(Saved data entries)
* * * *

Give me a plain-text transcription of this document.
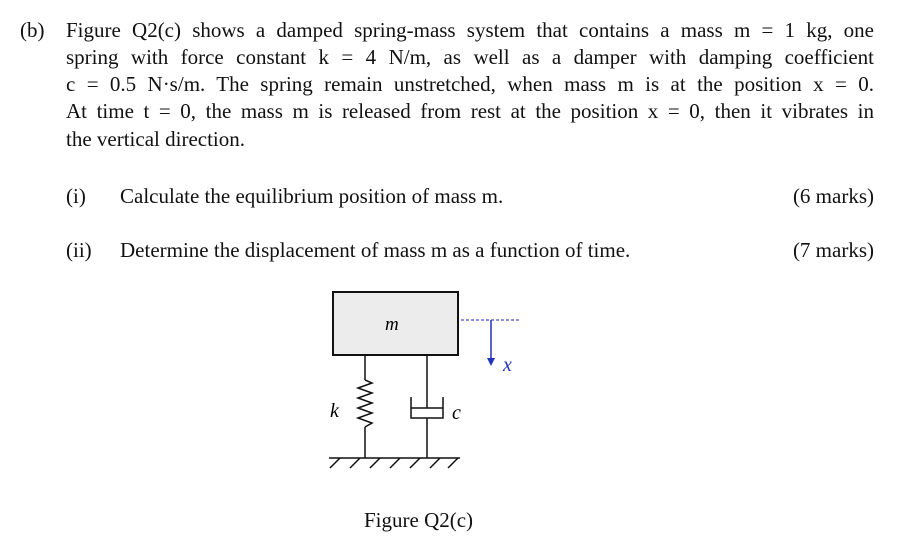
(b) Figure Q2(c) shows a damped spring-mass system that contains a mass m = 1 kg, one
spring with force constant k = 4 N/m, as well as a damper with damping coefficient
c = 0.5 N·s/m. The spring remain unstretched, when mass m is at the position x = 0.
At time t = 0, the mass m is released from rest at the position x = 0, then it vibrates in
the vertical direction.
(i) Calculate the equilibrium position of mass m.	(6 marks)
(ii) Determine the displacement of mass m as a function of time.	(7 marks)
m
k	c
x
Figure Q2(c)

* * * *

Retype everything in the material word for word, minus pictures.

Give me a plain-text transcription of this document.
(b) Figure Q2(c) shows a damped spring-mass system that contains a mass m = 1 kg, one
spring with force constant k = 4 N/m, as well as a damper with damping coefficient
c = 0.5 N·s/m. The spring remain unstretched, when mass m is at the position x = 0.
At time t = 0, the mass m is released from rest at the position x = 0, then it vibrates in
the vertical direction.
(i) Calculate the equilibrium position of mass m.	(6 marks)
(ii) Determine the displacement of mass m as a function of time.	(7 marks)
m
k	c
x
Figure Q2(c)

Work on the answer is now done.